**WHAT YOU SHOULD DO:** Give all the lines below again, exactly, with no pictures.

(Figure record listings)
══════════════════════════════

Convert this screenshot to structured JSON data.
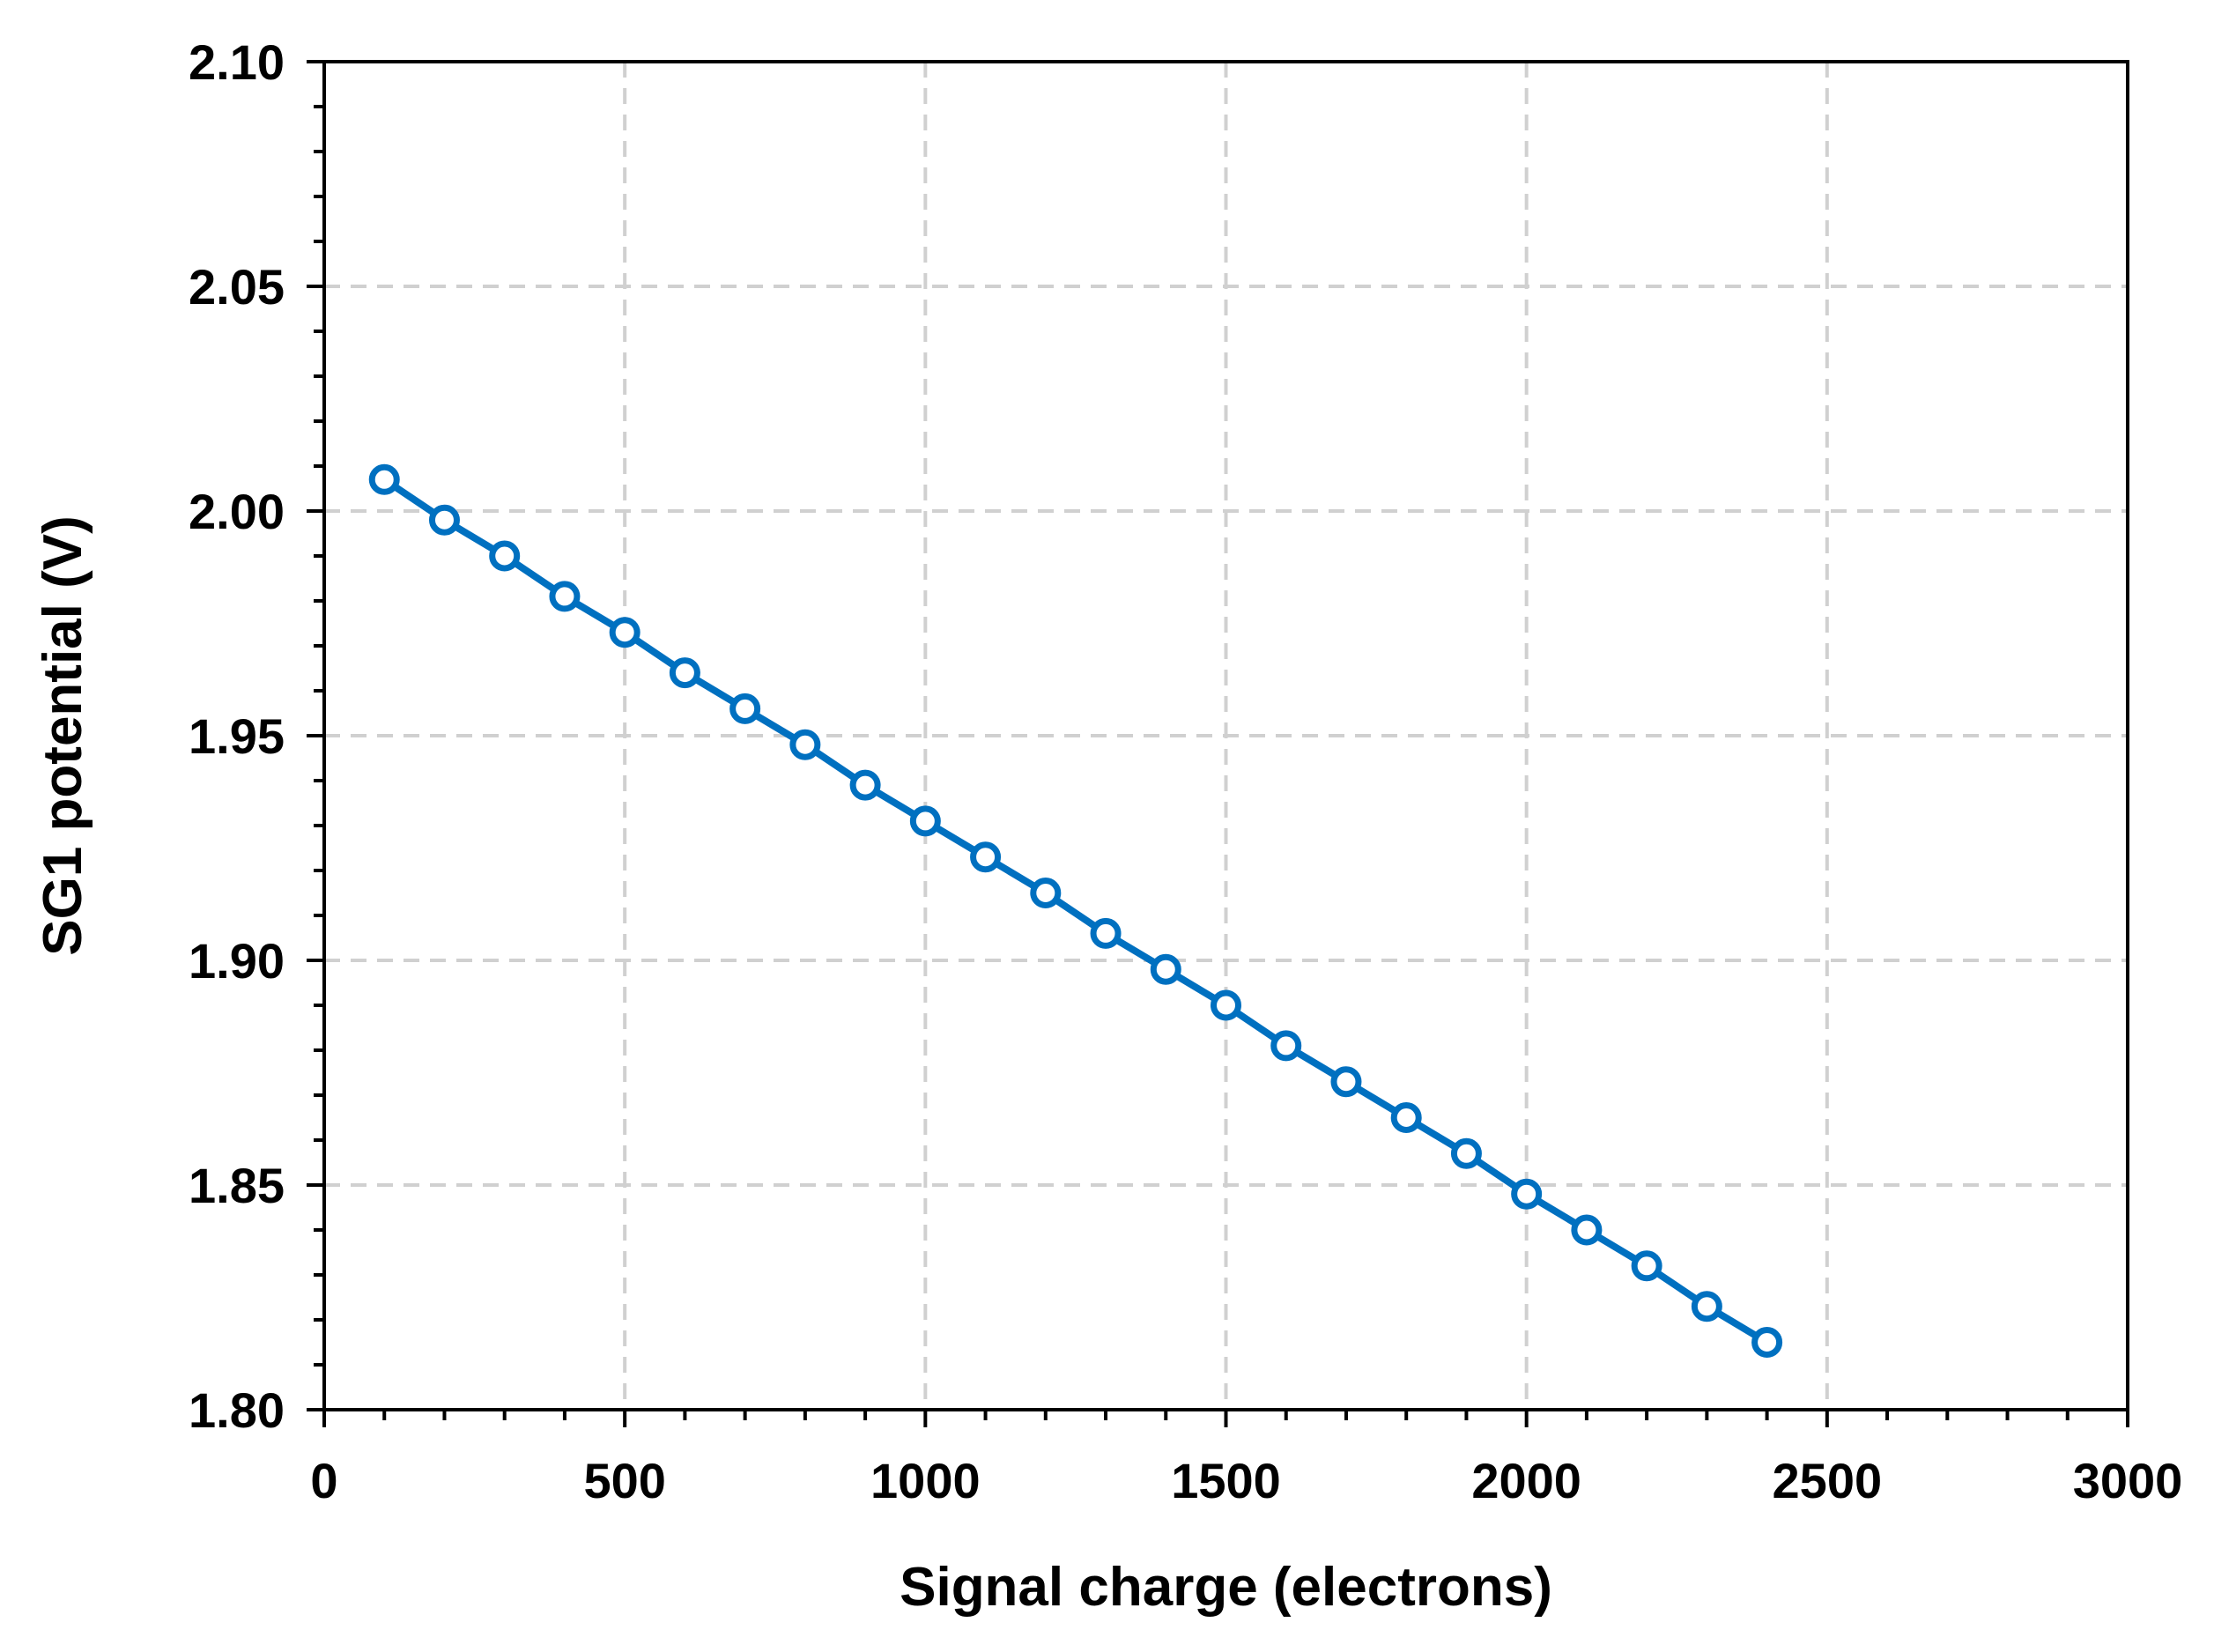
{
  "chart_data": {
    "type": "line",
    "title": "",
    "xlabel": "Signal charge (electrons)",
    "ylabel": "SG1 potential (V)",
    "xlim": [
      0,
      3000
    ],
    "ylim": [
      1.8,
      2.1
    ],
    "x_ticks": [
      "0",
      "500",
      "1000",
      "1500",
      "2000",
      "2500",
      "3000"
    ],
    "y_ticks": [
      "1.80",
      "1.85",
      "1.90",
      "1.95",
      "2.00",
      "2.05",
      "2.10"
    ],
    "grid": true,
    "legend": "none",
    "series": [
      {
        "color": "#0070C0",
        "marker": "open-circle",
        "x": [
          100,
          200,
          300,
          400,
          500,
          600,
          700,
          800,
          900,
          1000,
          1100,
          1200,
          1300,
          1400,
          1500,
          1600,
          1700,
          1800,
          1900,
          2000,
          2100,
          2200,
          2300,
          2400
        ],
        "y": [
          2.007,
          1.998,
          1.99,
          1.981,
          1.973,
          1.964,
          1.956,
          1.948,
          1.939,
          1.931,
          1.923,
          1.915,
          1.906,
          1.898,
          1.89,
          1.881,
          1.873,
          1.865,
          1.857,
          1.848,
          1.84,
          1.832,
          1.823,
          1.815
        ]
      }
    ]
  }
}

══════════════════════════════

**CORRECT OUTPUT:**
Convert this screenshot to structured JSON data.
{
  "chart_data": {
    "type": "line",
    "title": "",
    "xlabel": "Signal charge (electrons)",
    "ylabel": "SG1 potential (V)",
    "xlim": [
      0,
      3000
    ],
    "ylim": [
      1.8,
      2.1
    ],
    "x_ticks": [
      "0",
      "500",
      "1000",
      "1500",
      "2000",
      "2500",
      "3000"
    ],
    "y_ticks": [
      "1.80",
      "1.85",
      "1.90",
      "1.95",
      "2.00",
      "2.05",
      "2.10"
    ],
    "grid": true,
    "legend": "none",
    "series": [
      {
        "color": "#0070C0",
        "marker": "open-circle",
        "x": [
          100,
          200,
          300,
          400,
          500,
          600,
          700,
          800,
          900,
          1000,
          1100,
          1200,
          1300,
          1400,
          1500,
          1600,
          1700,
          1800,
          1900,
          2000,
          2100,
          2200,
          2300,
          2400
        ],
        "y": [
          2.007,
          1.998,
          1.99,
          1.981,
          1.973,
          1.964,
          1.956,
          1.948,
          1.939,
          1.931,
          1.923,
          1.915,
          1.906,
          1.898,
          1.89,
          1.881,
          1.873,
          1.865,
          1.857,
          1.848,
          1.84,
          1.832,
          1.823,
          1.815
        ]
      }
    ]
  }
}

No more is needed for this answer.